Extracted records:

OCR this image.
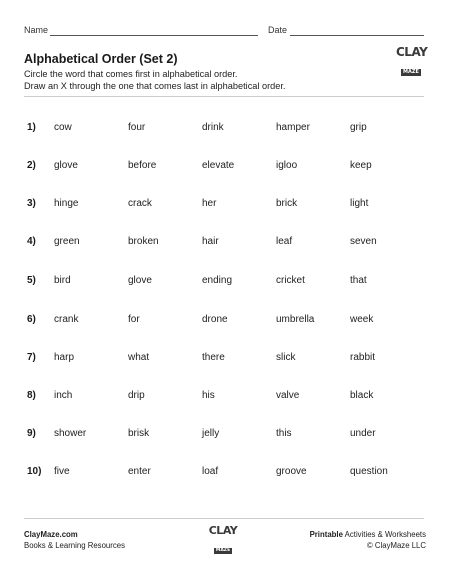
Name	Date
Alphabetical Order (Set 2)
Circle the word that comes first in alphabetical order.
Draw an X through the one that comes last in alphabetical order.
CLAY
MAZE
1)	cow	four	drink	hamper	grip
2)	glove	before	elevate	igloo	keep
3)	hinge	crack	her	brick	light
4)	green	broken	hair	leaf	seven
5)	bird	glove	ending	cricket	that
6)	crank	for	drone	umbrella	week
7)	harp	what	there	slick	rabbit
8)	inch	drip	his	valve	black
9)	shower	brisk	jelly	this	under
10)	five	enter	loaf	groove	question
ClayMaze.com
Books & Learning Resources
CLAY
MAZE
Printable Activities & Worksheets
© ClayMaze LLC
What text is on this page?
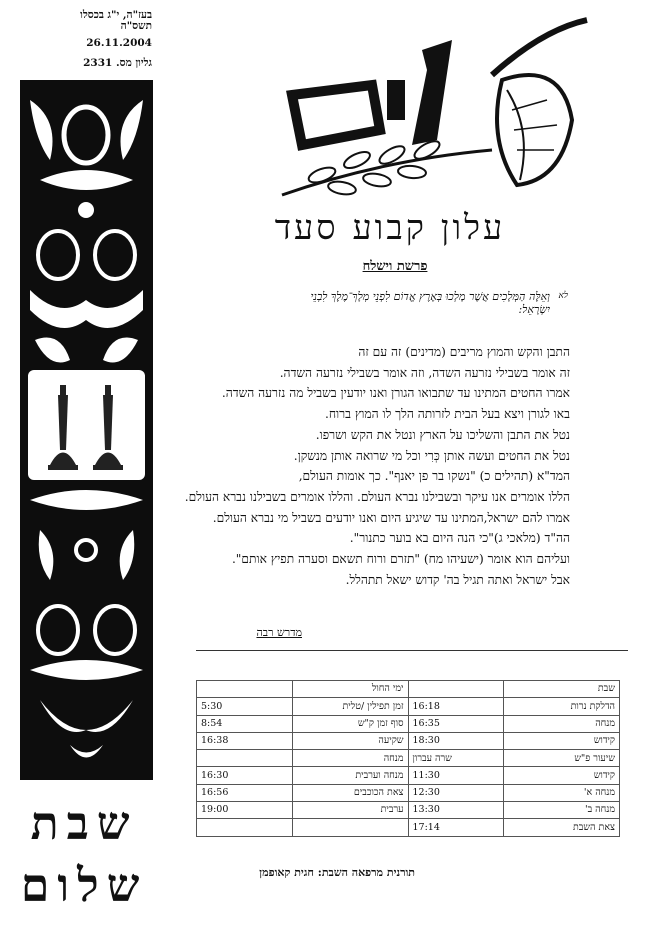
בעז"ה, י"ג בכסלו תשס"ה
26.11.2004
גליון מס. 2331
שבת
שלום
עלון קבוע סעד
פרשת וישלח
לא
וְאֵלֶּה הַמְּלָכִים אֲשֶׁר מָלְכוּ בְּאֶרֶץ אֱדוֹם לִפְנֵי מְלָךְ־מֶלֶךְ לִבְנֵי יִשְׂרָאֵל:
התבן והקש והמוץ מריבים (מדינים) זה עם זה
זה אומר בשבילי נזרעה השדה, וזה אומר בשבילי נזרעה השדה.
אמרו החטים המתינו עד שתבואו הגורן ואנו יודעין בשביל מה נזרעה השדה.
באו לגורן ויצא בעל הבית לזרותה הלך לו המוץ ברוח.
נטל את התבן והשליכו על הארץ ונטל את הקש ושרפו.
נטל את החטים ועשה אותן כְּרִי וכל מי שרואה אותן מנשקן.
המד"א (תהילים כ) "נשקו בר פן יאנף". כך אומות העולם,
הללו אומרים אנו עיקר ובשבילנו נברא העולם. והללו אומרים בשבילנו נברא העולם.
אמרו להם ישראל,המתינו עד שיגיע היום ואנו יודעים בשביל מי נברא העולם.
הה"ד (מלאכי ג)"כי הנה היום בא בוער כתנור".
ועליהם הוא אומר (ישעיהו מח) "תזרם ורוח תשאם וסערה תפיץ אותם".
אבל ישראל ואתה תגיל בה' קדוש ישאל תתהלל.
מדרש רבה
שבת		ימי החול	
הדלקת נרות	16:18	זמן תפילין /טלית	5:30
מנחה	16:35	סוף זמן ק"ש	8:54
קידוש	18:30	שקיעה	16:38
שיעור פ"ש	שרה עברון	מנחה	
קידוש	11:30	מנחה וערבית	16:30
מנחה א'	12:30	צאת הכוכבים	16:56
מנחה ב'	13:30	ערבית	19:00
צאת השבת	17:14		
תורנית מרפאה השבת: חגית קאופמן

> [Problem to solve] Images must not appear in the copy; reproduce everything else in the records verbatim.

> [Completed task]
OCR this image.
Name	Date
Alphabetical Order (Set 2)
Circle the word that comes first in alphabetical order.
Draw an X through the one that comes last in alphabetical order.
CLAY
MAZE
1)	cow	four	drink	hamper	grip
2)	glove	before	elevate	igloo	keep
3)	hinge	crack	her	brick	light
4)	green	broken	hair	leaf	seven
5)	bird	glove	ending	cricket	that
6)	crank	for	drone	umbrella	week
7)	harp	what	there	slick	rabbit
8)	inch	drip	his	valve	black
9)	shower	brisk	jelly	this	under
10)	five	enter	loaf	groove	question
ClayMaze.com
Books & Learning Resources
CLAY
MAZE
Printable Activities & Worksheets
© ClayMaze LLC
What text is on this page?
בעז"ה, י"ג בכסלו תשס"ה
26.11.2004
גליון מס. 2331
שבת
שלום
עלון קבוע סעד
פרשת וישלח
לא
וְאֵלֶּה הַמְּלָכִים אֲשֶׁר מָלְכוּ בְּאֶרֶץ אֱדוֹם לִפְנֵי מְלָךְ־מֶלֶךְ לִבְנֵי יִשְׂרָאֵל:
התבן והקש והמוץ מריבים (מדינים) זה עם זה
זה אומר בשבילי נזרעה השדה, וזה אומר בשבילי נזרעה השדה.
אמרו החטים המתינו עד שתבואו הגורן ואנו יודעין בשביל מה נזרעה השדה.
באו לגורן ויצא בעל הבית לזרותה הלך לו המוץ ברוח.
נטל את התבן והשליכו על הארץ ונטל את הקש ושרפו.
נטל את החטים ועשה אותן כְּרִי וכל מי שרואה אותן מנשקן.
המד"א (תהילים כ) "נשקו בר פן יאנף". כך אומות העולם,
הללו אומרים אנו עיקר ובשבילנו נברא העולם. והללו אומרים בשבילנו נברא העולם.
אמרו להם ישראל,המתינו עד שיגיע היום ואנו יודעים בשביל מי נברא העולם.
הה"ד (מלאכי ג)"כי הנה היום בא בוער כתנור".
ועליהם הוא אומר (ישעיהו מח) "תזרם ורוח תשאם וסערה תפיץ אותם".
אבל ישראל ואתה תגיל בה' קדוש ישאל תתהלל.
מדרש רבה
שבת		ימי החול	
הדלקת נרות	16:18	זמן תפילין /טלית	5:30
מנחה	16:35	סוף זמן ק"ש	8:54
קידוש	18:30	שקיעה	16:38
שיעור פ"ש	שרה עברון	מנחה	
קידוש	11:30	מנחה וערבית	16:30
מנחה א'	12:30	צאת הכוכבים	16:56
מנחה ב'	13:30	ערבית	19:00
צאת השבת	17:14		
תורנית מרפאה השבת: חגית קאופמן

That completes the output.